:: Given records ::
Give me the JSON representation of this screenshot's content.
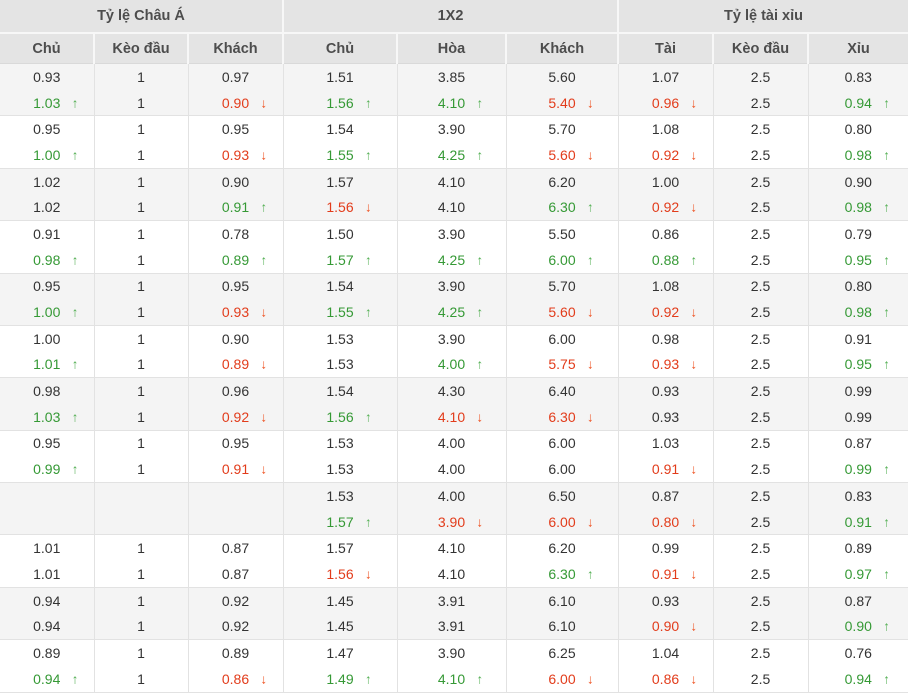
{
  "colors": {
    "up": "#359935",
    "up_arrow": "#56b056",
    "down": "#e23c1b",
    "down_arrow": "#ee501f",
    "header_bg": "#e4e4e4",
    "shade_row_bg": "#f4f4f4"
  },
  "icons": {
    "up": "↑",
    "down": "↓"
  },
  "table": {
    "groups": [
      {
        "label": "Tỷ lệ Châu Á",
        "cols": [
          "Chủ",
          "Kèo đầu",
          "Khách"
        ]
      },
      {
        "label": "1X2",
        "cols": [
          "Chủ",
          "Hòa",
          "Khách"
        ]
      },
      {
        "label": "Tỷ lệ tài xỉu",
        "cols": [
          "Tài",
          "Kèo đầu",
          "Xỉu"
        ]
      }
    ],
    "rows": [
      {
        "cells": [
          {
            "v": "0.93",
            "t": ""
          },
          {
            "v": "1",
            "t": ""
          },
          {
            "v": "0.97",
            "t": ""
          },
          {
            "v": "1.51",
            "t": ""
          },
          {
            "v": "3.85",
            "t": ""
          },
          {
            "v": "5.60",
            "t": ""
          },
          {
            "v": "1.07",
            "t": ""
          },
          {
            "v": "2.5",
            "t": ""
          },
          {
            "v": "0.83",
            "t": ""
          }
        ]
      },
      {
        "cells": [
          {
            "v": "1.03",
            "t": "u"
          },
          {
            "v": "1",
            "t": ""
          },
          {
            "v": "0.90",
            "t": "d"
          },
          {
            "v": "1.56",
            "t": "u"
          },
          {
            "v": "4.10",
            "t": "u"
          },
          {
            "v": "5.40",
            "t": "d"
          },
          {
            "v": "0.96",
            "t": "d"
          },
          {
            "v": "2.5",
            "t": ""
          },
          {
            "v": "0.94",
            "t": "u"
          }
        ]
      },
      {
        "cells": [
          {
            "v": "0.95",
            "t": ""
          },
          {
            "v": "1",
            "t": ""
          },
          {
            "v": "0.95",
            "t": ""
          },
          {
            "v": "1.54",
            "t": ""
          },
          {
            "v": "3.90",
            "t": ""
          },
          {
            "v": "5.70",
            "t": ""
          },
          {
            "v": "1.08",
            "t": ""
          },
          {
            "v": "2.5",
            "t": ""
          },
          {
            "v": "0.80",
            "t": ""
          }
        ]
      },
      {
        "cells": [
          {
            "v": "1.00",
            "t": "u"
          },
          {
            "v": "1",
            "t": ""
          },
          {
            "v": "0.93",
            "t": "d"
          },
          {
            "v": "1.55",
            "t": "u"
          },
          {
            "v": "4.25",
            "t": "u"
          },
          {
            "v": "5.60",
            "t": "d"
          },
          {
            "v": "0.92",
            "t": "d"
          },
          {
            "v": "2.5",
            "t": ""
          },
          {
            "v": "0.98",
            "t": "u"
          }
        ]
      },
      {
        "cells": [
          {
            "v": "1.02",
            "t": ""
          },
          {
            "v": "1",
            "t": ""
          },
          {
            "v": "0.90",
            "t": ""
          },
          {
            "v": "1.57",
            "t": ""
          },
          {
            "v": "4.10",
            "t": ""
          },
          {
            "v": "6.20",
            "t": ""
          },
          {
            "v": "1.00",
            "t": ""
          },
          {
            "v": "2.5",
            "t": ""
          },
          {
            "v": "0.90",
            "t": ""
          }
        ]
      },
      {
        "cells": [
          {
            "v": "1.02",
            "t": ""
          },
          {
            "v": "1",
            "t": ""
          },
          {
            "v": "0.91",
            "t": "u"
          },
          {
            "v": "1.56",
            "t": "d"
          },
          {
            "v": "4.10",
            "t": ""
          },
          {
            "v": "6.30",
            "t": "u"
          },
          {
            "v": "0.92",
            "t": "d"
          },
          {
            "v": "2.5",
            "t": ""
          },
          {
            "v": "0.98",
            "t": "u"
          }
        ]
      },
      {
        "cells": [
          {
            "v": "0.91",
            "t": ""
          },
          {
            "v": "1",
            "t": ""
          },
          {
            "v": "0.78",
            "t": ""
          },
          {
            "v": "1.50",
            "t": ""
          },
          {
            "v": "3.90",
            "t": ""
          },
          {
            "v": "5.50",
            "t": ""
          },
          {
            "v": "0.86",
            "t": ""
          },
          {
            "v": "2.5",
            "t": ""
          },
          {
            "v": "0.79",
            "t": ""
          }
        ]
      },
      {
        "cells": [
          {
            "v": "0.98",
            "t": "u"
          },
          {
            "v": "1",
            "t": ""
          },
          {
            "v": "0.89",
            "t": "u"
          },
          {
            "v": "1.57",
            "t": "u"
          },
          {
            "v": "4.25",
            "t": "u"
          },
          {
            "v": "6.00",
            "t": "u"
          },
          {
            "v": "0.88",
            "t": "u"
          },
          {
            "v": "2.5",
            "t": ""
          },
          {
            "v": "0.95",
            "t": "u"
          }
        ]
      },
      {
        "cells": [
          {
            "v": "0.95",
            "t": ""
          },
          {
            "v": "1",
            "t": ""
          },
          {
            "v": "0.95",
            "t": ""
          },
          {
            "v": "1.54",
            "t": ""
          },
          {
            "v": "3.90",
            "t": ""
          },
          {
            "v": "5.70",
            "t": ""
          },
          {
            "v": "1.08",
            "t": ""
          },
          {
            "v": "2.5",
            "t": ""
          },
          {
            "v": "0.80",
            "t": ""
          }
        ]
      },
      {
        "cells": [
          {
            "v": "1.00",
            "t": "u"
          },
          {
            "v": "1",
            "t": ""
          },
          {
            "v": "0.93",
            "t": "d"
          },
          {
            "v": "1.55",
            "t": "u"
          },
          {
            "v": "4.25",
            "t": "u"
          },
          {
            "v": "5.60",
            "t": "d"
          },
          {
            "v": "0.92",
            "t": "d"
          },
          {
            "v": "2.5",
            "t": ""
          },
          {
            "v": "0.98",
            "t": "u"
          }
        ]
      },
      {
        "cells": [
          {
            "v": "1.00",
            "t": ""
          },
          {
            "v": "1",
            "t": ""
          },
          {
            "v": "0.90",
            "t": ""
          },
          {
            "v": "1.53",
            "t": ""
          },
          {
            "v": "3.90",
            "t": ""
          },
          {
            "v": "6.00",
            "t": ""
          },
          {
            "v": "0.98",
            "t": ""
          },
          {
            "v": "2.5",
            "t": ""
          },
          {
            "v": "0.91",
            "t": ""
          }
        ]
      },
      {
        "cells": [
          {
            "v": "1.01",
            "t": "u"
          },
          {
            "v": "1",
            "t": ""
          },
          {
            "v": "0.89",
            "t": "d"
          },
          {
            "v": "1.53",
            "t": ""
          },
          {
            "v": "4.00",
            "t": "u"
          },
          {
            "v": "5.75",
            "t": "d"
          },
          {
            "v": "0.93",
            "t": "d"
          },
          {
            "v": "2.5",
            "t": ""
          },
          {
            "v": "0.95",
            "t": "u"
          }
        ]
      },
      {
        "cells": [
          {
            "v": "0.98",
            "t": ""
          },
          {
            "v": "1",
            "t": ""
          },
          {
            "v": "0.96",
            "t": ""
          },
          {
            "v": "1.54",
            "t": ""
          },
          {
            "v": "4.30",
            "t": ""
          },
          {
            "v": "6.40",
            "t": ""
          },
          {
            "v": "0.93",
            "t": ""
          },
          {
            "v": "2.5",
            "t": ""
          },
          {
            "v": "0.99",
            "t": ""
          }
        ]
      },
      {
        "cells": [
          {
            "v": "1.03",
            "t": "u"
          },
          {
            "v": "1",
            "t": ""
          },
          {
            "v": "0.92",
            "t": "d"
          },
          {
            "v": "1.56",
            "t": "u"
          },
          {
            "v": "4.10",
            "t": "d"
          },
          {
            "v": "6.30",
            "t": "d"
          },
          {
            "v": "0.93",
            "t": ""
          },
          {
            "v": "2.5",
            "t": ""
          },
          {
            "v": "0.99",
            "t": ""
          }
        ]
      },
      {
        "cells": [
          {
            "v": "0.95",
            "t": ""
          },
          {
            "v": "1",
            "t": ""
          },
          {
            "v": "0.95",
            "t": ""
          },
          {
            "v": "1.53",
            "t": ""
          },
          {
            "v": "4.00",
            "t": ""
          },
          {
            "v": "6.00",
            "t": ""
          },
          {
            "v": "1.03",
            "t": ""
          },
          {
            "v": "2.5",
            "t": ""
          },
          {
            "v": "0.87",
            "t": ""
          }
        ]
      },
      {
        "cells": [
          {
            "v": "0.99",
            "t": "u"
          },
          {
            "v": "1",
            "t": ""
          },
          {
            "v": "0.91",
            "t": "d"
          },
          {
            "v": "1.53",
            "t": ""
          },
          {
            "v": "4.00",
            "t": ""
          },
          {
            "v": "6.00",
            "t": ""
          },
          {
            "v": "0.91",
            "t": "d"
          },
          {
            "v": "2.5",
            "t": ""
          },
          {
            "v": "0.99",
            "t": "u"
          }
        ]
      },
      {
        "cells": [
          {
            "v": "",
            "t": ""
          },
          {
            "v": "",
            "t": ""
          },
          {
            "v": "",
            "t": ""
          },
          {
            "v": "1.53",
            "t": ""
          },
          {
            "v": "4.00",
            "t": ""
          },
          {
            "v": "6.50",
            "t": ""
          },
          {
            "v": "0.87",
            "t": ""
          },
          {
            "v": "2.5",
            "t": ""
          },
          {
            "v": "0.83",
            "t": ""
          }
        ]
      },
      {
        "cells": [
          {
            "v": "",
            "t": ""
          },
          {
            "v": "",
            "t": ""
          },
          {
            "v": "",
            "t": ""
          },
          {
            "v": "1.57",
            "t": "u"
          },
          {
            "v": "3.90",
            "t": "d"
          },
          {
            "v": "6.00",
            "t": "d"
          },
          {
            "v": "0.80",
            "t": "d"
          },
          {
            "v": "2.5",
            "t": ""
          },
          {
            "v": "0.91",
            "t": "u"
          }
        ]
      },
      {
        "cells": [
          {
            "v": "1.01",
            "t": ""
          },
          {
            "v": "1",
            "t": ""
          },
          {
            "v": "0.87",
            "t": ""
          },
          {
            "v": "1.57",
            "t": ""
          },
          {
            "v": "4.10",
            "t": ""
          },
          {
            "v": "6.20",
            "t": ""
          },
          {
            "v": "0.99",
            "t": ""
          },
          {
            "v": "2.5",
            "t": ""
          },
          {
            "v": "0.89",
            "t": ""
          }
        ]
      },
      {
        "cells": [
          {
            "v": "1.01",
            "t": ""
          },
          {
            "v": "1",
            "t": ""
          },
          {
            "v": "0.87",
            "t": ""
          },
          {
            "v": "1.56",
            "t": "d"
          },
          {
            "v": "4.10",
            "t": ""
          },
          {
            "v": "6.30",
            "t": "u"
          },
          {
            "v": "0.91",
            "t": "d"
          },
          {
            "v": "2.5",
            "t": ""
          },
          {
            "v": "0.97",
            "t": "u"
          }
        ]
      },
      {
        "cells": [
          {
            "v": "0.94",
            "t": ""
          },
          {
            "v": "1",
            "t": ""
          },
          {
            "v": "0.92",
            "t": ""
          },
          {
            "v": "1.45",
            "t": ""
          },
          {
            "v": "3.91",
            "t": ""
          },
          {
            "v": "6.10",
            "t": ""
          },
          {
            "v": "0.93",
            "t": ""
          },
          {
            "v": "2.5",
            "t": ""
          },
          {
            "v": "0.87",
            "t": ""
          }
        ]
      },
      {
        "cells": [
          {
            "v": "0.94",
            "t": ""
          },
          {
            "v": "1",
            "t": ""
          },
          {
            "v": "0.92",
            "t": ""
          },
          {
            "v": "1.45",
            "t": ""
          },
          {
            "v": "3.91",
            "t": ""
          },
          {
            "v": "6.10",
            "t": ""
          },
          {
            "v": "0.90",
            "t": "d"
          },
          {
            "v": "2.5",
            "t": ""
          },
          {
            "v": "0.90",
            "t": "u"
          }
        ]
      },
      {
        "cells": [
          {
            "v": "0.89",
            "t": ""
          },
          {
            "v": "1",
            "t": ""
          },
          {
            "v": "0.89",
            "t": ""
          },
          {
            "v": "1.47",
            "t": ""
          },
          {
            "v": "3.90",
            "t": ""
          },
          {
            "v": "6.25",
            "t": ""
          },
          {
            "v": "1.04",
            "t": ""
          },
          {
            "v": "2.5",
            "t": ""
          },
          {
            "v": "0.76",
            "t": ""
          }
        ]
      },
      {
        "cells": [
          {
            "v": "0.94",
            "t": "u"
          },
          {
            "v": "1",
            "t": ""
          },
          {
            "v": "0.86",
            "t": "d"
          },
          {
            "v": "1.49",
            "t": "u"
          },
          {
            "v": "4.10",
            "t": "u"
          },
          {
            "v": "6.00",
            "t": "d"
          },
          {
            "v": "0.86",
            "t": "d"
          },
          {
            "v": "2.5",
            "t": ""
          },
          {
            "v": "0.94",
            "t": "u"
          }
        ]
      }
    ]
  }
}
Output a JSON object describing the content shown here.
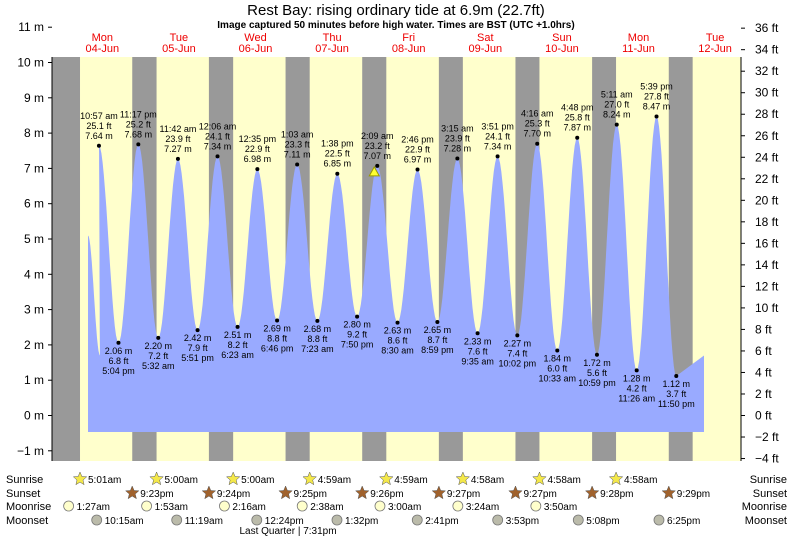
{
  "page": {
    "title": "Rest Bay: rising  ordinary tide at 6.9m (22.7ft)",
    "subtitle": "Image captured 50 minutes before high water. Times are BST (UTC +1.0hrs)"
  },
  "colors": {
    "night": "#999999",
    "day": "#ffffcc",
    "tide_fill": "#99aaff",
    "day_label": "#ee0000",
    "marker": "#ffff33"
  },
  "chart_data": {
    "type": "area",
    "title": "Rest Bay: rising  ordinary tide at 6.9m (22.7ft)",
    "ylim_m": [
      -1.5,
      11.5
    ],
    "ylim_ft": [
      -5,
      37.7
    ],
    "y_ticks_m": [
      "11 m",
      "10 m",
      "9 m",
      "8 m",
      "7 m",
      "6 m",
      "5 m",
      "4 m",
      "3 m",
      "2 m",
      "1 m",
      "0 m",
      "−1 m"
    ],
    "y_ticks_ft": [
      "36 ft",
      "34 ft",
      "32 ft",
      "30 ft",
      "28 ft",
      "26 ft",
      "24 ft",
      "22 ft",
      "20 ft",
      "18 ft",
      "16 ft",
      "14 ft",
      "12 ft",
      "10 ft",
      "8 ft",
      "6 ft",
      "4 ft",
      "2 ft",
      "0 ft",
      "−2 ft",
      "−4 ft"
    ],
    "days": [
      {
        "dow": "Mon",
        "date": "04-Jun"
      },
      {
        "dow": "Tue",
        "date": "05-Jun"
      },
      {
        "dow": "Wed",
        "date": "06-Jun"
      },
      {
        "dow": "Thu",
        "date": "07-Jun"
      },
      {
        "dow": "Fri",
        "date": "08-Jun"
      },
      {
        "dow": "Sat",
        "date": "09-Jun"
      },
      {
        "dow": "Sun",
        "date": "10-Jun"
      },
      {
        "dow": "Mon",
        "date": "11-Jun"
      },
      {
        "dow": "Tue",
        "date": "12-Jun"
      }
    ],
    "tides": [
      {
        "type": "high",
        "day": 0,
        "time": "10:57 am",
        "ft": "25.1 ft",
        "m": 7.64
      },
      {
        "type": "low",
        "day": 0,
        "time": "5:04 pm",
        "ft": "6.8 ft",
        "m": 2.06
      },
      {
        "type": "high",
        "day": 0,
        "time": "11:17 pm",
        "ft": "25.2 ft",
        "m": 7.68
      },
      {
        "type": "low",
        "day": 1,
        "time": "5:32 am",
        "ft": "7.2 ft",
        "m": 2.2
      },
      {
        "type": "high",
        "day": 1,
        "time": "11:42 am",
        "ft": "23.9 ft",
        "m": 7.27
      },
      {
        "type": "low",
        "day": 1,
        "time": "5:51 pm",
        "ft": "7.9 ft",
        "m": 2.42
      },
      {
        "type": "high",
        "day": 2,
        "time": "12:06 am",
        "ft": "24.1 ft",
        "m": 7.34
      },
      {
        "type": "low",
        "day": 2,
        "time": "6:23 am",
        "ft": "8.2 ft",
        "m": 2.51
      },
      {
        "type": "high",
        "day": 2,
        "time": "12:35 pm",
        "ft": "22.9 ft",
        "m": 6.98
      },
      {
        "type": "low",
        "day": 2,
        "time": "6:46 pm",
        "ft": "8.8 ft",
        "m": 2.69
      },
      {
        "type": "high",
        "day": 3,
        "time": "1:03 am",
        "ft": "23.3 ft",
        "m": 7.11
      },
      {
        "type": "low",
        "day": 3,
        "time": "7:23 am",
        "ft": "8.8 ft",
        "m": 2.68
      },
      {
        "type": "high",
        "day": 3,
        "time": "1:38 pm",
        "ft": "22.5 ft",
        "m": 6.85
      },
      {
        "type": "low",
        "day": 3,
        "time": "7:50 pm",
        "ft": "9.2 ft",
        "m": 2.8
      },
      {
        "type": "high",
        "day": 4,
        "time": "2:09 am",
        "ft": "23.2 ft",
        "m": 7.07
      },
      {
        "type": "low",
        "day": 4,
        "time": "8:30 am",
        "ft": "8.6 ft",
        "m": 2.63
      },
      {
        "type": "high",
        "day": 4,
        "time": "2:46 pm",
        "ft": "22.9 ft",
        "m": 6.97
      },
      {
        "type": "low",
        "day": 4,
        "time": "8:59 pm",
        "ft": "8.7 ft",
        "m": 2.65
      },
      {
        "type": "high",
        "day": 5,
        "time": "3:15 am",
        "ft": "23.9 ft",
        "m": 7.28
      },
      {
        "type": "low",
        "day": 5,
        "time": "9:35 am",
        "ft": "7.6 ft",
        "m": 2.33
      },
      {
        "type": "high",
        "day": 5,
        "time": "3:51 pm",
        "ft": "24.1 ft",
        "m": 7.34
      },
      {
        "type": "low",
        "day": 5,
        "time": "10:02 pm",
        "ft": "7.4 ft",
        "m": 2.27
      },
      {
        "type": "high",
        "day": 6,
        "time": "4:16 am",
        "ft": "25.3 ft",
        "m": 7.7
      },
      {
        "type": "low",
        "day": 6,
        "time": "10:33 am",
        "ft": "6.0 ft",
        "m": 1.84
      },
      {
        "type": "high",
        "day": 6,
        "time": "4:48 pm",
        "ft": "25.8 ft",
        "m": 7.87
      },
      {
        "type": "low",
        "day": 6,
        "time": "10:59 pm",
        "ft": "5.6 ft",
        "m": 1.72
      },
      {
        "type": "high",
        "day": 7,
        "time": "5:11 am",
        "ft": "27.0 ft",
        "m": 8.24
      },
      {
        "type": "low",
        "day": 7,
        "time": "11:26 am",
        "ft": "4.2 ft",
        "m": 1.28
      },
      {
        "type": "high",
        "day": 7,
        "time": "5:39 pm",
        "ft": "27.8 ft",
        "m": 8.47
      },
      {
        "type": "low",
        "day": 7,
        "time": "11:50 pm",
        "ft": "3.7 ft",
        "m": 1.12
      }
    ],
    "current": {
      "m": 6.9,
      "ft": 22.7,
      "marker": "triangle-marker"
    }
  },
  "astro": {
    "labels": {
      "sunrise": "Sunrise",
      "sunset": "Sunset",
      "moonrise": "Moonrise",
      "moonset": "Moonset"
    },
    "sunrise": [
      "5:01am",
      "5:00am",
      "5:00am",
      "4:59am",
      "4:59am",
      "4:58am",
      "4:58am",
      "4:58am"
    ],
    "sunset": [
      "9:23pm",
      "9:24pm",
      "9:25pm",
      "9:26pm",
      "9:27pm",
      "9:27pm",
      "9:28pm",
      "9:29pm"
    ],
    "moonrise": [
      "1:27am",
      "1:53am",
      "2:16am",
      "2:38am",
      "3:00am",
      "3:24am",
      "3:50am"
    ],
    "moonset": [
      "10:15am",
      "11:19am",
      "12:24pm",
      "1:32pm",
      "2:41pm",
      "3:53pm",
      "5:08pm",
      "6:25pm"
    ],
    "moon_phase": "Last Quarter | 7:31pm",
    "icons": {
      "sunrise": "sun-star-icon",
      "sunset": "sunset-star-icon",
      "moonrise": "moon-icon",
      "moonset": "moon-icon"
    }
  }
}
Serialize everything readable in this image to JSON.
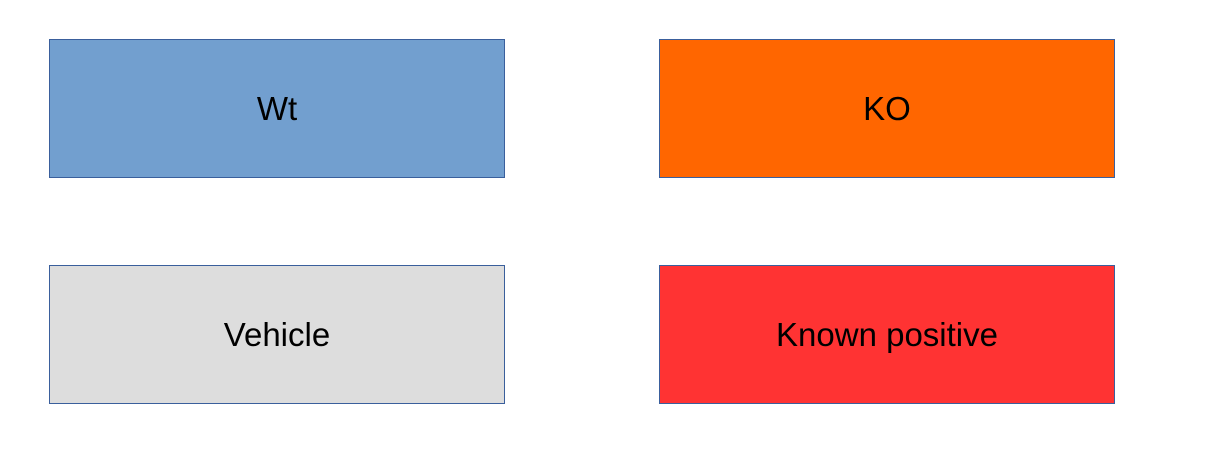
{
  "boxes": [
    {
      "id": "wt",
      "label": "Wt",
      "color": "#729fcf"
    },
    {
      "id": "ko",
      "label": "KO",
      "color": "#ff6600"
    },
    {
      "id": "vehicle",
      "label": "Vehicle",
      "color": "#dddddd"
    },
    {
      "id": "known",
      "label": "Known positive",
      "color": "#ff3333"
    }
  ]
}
:::
:: Objective ::
Quote only the lines that start at the line holding "Serialize everything readable" and end at the last line of the entries, including both of those lines, and omit every picture.

:: Correct output ::
Serialize everything readable in this image to JSON.
{
  "boxes": [
    {
      "id": "wt",
      "label": "Wt",
      "color": "#729fcf"
    },
    {
      "id": "ko",
      "label": "KO",
      "color": "#ff6600"
    },
    {
      "id": "vehicle",
      "label": "Vehicle",
      "color": "#dddddd"
    },
    {
      "id": "known",
      "label": "Known positive",
      "color": "#ff3333"
    }
  ]
}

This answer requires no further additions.